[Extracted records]
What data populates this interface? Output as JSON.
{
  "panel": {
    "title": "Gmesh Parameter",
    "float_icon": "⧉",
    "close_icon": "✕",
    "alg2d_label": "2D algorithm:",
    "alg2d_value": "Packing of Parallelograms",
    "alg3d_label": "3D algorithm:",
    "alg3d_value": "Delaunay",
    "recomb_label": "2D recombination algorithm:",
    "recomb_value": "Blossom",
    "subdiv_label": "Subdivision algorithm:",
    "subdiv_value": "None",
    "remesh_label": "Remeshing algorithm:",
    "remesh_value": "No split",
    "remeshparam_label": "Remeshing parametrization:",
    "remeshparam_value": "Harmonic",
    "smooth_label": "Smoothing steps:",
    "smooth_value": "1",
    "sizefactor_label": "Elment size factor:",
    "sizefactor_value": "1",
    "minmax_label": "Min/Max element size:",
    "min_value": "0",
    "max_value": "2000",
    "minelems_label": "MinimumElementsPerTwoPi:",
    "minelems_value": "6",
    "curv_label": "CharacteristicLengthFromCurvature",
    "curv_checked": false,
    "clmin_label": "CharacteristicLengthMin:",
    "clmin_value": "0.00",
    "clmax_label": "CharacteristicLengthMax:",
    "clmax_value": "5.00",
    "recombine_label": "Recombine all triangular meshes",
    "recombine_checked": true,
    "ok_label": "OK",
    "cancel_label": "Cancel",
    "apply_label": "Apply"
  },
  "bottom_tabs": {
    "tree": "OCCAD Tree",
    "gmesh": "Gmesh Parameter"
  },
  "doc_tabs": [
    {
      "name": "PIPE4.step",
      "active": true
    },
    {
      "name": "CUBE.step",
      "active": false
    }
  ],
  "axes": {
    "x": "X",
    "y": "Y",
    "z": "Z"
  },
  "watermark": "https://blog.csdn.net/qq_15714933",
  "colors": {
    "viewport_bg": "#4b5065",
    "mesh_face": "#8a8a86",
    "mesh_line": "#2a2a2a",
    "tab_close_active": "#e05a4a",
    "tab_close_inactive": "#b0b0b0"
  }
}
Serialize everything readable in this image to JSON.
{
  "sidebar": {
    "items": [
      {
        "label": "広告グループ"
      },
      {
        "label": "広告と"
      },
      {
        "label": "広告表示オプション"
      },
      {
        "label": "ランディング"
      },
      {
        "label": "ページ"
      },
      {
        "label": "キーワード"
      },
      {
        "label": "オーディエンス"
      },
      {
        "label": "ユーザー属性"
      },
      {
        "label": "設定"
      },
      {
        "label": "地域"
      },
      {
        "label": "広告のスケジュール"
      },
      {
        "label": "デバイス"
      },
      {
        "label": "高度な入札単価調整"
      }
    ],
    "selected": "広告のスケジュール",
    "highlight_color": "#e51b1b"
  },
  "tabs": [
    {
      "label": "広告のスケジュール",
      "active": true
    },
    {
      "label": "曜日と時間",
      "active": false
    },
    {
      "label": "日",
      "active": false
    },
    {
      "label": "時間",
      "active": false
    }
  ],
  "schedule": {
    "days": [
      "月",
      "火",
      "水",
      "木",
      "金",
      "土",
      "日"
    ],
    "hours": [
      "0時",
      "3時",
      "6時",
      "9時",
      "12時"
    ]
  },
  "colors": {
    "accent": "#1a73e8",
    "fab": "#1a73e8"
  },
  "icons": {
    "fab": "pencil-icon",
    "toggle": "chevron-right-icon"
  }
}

**REQUIRED WORK:**
Please return the data above exactly as given.

**TASK OUTPUT:**
What data populates this interface? Output as JSON.
{
  "panel": {
    "title": "Gmesh Parameter",
    "float_icon": "⧉",
    "close_icon": "✕",
    "alg2d_label": "2D algorithm:",
    "alg2d_value": "Packing of Parallelograms",
    "alg3d_label": "3D algorithm:",
    "alg3d_value": "Delaunay",
    "recomb_label": "2D recombination algorithm:",
    "recomb_value": "Blossom",
    "subdiv_label": "Subdivision algorithm:",
    "subdiv_value": "None",
    "remesh_label": "Remeshing algorithm:",
    "remesh_value": "No split",
    "remeshparam_label": "Remeshing parametrization:",
    "remeshparam_value": "Harmonic",
    "smooth_label": "Smoothing steps:",
    "smooth_value": "1",
    "sizefactor_label": "Elment size factor:",
    "sizefactor_value": "1",
    "minmax_label": "Min/Max element size:",
    "min_value": "0",
    "max_value": "2000",
    "minelems_label": "MinimumElementsPerTwoPi:",
    "minelems_value": "6",
    "curv_label": "CharacteristicLengthFromCurvature",
    "curv_checked": false,
    "clmin_label": "CharacteristicLengthMin:",
    "clmin_value": "0.00",
    "clmax_label": "CharacteristicLengthMax:",
    "clmax_value": "5.00",
    "recombine_label": "Recombine all triangular meshes",
    "recombine_checked": true,
    "ok_label": "OK",
    "cancel_label": "Cancel",
    "apply_label": "Apply"
  },
  "bottom_tabs": {
    "tree": "OCCAD Tree",
    "gmesh": "Gmesh Parameter"
  },
  "doc_tabs": [
    {
      "name": "PIPE4.step",
      "active": true
    },
    {
      "name": "CUBE.step",
      "active": false
    }
  ],
  "axes": {
    "x": "X",
    "y": "Y",
    "z": "Z"
  },
  "watermark": "https://blog.csdn.net/qq_15714933",
  "colors": {
    "viewport_bg": "#4b5065",
    "mesh_face": "#8a8a86",
    "mesh_line": "#2a2a2a",
    "tab_close_active": "#e05a4a",
    "tab_close_inactive": "#b0b0b0"
  }
}
Serialize everything readable in this image to JSON.
{
  "sidebar": {
    "items": [
      {
        "label": "広告グループ"
      },
      {
        "label": "広告と"
      },
      {
        "label": "広告表示オプション"
      },
      {
        "label": "ランディング"
      },
      {
        "label": "ページ"
      },
      {
        "label": "キーワード"
      },
      {
        "label": "オーディエンス"
      },
      {
        "label": "ユーザー属性"
      },
      {
        "label": "設定"
      },
      {
        "label": "地域"
      },
      {
        "label": "広告のスケジュール"
      },
      {
        "label": "デバイス"
      },
      {
        "label": "高度な入札単価調整"
      }
    ],
    "selected": "広告のスケジュール",
    "highlight_color": "#e51b1b"
  },
  "tabs": [
    {
      "label": "広告のスケジュール",
      "active": true
    },
    {
      "label": "曜日と時間",
      "active": false
    },
    {
      "label": "日",
      "active": false
    },
    {
      "label": "時間",
      "active": false
    }
  ],
  "schedule": {
    "days": [
      "月",
      "火",
      "水",
      "木",
      "金",
      "土",
      "日"
    ],
    "hours": [
      "0時",
      "3時",
      "6時",
      "9時",
      "12時"
    ]
  },
  "colors": {
    "accent": "#1a73e8",
    "fab": "#1a73e8"
  },
  "icons": {
    "fab": "pencil-icon",
    "toggle": "chevron-right-icon"
  }
}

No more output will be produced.